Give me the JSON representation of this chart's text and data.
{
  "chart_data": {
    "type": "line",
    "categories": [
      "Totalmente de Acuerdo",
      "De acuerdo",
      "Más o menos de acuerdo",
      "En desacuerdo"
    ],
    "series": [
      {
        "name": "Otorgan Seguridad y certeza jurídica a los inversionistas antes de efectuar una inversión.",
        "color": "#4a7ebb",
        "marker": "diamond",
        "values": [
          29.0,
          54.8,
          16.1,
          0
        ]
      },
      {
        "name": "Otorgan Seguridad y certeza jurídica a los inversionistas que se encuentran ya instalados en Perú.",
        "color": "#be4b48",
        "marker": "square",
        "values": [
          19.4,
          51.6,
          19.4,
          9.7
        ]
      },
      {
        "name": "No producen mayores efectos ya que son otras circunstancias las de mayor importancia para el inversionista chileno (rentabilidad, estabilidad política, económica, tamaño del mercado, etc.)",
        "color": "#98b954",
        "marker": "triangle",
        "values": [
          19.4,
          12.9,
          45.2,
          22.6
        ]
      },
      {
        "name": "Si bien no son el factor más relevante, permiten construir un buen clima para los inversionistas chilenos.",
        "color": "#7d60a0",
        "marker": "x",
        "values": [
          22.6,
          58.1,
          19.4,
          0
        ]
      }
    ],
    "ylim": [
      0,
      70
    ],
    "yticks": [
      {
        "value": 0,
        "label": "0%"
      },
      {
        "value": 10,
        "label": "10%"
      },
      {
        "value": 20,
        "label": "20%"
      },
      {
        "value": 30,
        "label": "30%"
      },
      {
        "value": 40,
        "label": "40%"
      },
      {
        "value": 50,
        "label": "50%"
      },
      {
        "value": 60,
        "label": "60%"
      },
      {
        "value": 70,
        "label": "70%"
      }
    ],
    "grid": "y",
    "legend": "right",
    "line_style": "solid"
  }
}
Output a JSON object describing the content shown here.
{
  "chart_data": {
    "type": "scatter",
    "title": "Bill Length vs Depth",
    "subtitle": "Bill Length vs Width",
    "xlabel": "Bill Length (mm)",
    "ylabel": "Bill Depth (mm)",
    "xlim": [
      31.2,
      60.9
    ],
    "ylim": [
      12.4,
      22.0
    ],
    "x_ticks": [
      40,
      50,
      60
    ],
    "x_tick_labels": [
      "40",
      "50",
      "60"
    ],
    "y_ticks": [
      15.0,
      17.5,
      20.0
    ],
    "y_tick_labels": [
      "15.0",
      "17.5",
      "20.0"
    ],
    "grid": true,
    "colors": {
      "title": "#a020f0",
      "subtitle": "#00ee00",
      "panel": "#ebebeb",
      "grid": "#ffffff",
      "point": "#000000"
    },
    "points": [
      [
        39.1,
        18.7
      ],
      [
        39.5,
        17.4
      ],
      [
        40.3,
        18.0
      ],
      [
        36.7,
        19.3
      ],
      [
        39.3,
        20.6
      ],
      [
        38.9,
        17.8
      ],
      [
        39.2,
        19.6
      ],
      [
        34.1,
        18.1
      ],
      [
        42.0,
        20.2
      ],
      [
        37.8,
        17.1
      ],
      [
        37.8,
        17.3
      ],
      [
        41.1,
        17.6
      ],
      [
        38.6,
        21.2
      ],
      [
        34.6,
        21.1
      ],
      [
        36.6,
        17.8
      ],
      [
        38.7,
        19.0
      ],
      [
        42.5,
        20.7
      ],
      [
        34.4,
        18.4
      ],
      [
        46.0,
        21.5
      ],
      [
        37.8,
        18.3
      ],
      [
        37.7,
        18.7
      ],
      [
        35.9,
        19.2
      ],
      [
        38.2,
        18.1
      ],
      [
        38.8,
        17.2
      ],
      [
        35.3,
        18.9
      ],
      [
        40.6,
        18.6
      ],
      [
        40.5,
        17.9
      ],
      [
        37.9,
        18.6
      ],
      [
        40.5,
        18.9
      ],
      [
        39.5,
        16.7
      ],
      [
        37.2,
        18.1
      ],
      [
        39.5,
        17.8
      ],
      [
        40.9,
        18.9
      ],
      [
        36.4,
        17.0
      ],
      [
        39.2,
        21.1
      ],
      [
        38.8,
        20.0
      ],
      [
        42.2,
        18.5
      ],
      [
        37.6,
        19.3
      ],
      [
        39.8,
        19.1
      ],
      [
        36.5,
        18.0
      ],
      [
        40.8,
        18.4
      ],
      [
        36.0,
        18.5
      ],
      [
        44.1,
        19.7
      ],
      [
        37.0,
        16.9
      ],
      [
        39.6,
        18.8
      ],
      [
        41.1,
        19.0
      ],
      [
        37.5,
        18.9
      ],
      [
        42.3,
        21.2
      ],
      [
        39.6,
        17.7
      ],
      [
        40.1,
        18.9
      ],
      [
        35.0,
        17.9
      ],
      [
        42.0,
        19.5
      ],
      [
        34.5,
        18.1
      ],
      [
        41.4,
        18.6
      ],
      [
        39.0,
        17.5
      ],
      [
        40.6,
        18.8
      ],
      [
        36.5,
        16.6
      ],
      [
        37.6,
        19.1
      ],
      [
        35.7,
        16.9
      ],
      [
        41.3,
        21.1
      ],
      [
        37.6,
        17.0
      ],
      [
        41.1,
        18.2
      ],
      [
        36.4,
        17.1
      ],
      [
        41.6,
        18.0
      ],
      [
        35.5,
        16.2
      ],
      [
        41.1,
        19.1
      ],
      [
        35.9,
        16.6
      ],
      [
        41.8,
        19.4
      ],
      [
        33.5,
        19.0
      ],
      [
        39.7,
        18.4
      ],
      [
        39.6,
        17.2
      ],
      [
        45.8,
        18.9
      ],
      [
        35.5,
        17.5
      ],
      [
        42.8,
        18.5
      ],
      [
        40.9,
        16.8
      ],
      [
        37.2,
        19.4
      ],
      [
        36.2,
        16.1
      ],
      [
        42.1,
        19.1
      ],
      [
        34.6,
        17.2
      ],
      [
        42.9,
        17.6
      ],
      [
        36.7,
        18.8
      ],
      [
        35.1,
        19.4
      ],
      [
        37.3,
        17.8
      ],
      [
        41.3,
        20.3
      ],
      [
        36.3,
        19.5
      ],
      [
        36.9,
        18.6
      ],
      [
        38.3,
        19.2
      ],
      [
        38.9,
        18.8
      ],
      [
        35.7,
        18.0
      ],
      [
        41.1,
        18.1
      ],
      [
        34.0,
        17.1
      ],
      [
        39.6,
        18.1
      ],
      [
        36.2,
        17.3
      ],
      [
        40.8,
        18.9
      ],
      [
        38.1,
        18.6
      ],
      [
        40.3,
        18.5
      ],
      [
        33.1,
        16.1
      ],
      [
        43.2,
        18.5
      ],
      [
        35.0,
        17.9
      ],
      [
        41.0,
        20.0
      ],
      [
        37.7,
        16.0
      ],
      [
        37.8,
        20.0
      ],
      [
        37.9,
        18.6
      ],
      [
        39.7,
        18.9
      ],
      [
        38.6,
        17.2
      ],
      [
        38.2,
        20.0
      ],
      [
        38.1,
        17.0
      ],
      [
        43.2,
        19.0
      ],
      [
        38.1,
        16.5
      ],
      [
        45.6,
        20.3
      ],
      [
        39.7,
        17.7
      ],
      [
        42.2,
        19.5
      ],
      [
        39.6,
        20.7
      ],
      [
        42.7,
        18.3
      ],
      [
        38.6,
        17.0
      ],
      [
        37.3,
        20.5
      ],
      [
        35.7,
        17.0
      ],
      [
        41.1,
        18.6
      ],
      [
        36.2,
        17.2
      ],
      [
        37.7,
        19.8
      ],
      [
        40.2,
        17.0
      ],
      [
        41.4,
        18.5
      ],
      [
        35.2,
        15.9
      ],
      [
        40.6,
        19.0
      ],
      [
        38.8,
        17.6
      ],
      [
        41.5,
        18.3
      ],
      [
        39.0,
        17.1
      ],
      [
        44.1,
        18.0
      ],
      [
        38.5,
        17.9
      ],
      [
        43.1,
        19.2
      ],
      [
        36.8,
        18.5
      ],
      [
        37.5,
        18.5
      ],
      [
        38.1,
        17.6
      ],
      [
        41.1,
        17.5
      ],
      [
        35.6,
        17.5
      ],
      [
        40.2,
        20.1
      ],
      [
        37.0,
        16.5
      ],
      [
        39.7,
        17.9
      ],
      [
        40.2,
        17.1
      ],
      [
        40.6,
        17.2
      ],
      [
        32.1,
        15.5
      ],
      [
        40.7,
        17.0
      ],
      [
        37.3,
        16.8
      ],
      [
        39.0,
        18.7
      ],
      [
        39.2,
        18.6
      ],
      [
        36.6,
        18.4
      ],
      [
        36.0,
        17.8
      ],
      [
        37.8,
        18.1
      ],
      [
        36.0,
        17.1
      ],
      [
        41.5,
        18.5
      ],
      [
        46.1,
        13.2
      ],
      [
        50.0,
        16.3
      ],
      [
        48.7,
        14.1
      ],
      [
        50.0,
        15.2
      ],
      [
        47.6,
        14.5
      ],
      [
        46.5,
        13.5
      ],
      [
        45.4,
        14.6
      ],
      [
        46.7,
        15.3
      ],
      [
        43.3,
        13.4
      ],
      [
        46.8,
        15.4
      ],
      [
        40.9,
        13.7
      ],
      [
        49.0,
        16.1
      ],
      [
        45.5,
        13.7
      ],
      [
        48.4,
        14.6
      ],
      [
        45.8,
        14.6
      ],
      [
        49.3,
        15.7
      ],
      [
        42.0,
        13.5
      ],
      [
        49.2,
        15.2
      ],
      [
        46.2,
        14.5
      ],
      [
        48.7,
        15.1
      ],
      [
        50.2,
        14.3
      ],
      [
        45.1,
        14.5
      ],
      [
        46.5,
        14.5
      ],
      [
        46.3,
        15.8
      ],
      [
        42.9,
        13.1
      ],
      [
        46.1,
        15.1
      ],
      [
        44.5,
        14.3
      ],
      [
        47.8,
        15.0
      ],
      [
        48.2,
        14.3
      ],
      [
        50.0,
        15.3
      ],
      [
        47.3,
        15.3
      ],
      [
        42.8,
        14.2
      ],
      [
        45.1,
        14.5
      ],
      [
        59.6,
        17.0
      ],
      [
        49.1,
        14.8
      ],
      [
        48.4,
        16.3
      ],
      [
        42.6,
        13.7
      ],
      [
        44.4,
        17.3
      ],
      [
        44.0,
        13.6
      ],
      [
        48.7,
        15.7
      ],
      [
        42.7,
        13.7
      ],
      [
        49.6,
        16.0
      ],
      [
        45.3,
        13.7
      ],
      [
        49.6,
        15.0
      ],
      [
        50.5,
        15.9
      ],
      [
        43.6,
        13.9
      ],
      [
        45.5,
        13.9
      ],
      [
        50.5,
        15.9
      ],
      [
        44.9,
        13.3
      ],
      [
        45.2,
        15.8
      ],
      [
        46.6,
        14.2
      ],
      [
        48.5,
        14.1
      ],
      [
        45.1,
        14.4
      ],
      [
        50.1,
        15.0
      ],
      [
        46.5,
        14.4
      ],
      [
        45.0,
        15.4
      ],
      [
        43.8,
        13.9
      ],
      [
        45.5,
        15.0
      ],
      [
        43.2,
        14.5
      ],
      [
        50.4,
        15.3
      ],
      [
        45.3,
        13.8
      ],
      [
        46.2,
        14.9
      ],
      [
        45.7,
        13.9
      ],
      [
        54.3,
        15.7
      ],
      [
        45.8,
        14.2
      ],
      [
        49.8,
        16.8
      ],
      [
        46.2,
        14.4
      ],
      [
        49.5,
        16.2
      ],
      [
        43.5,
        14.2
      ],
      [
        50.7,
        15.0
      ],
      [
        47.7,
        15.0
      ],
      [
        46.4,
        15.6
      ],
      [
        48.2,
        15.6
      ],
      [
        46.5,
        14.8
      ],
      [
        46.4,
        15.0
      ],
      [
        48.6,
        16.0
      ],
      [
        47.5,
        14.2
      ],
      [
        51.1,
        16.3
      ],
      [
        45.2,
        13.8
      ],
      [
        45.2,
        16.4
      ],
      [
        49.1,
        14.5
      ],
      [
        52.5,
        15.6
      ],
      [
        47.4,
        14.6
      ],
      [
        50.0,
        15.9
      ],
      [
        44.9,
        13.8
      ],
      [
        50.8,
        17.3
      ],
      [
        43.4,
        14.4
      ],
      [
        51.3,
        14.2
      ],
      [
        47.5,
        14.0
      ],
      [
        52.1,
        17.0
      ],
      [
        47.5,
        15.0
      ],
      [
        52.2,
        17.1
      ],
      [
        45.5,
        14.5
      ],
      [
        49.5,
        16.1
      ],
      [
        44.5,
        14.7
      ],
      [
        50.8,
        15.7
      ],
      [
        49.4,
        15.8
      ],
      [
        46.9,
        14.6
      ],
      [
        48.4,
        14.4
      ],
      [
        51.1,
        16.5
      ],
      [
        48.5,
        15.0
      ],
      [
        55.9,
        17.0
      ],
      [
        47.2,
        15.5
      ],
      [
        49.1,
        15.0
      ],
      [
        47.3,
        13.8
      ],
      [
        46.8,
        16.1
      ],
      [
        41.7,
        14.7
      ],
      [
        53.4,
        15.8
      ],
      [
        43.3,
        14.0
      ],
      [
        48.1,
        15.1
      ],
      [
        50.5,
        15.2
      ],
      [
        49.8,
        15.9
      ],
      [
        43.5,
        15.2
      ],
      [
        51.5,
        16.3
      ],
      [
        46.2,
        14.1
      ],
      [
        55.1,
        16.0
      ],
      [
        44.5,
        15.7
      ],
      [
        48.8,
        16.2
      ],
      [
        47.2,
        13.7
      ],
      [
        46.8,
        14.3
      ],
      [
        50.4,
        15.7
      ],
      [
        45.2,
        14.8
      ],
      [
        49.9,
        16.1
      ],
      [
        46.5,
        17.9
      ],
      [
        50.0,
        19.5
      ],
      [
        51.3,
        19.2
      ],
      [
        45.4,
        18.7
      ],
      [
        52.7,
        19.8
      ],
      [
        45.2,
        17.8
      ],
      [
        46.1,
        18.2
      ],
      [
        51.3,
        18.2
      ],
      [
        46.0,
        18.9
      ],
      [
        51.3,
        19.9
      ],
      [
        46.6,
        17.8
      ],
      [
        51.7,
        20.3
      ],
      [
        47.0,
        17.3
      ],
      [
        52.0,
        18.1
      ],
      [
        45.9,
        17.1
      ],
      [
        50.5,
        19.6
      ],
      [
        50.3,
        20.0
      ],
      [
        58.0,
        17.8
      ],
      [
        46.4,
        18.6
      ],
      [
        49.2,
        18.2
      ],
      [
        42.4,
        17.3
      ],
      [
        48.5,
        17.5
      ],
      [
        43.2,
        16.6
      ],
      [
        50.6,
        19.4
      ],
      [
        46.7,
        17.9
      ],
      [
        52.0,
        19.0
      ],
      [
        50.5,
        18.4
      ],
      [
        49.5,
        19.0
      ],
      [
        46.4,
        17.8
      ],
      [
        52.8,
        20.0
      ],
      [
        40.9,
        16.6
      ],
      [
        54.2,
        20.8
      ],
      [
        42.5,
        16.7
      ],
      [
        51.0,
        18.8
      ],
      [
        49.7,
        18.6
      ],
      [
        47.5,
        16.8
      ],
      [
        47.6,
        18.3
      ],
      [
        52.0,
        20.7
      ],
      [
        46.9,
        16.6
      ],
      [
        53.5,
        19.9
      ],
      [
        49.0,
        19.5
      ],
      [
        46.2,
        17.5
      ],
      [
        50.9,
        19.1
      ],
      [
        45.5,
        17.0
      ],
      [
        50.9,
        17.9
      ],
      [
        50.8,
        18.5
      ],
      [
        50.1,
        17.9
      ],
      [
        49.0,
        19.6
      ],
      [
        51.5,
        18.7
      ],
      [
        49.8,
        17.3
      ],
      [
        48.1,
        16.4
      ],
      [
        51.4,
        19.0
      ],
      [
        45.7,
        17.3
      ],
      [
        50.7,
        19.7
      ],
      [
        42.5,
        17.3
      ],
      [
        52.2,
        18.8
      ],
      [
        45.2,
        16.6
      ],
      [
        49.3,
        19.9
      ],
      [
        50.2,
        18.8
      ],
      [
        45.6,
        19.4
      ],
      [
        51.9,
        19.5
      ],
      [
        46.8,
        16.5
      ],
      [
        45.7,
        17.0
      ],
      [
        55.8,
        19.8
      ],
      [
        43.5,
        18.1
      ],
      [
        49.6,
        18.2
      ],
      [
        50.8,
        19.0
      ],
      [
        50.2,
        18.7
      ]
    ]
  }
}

WHAT THE EXERCISE ASKS: Provide solely the number of lines in the data that include the word "Seguridad".

ANSWER TO THIS TASK: 2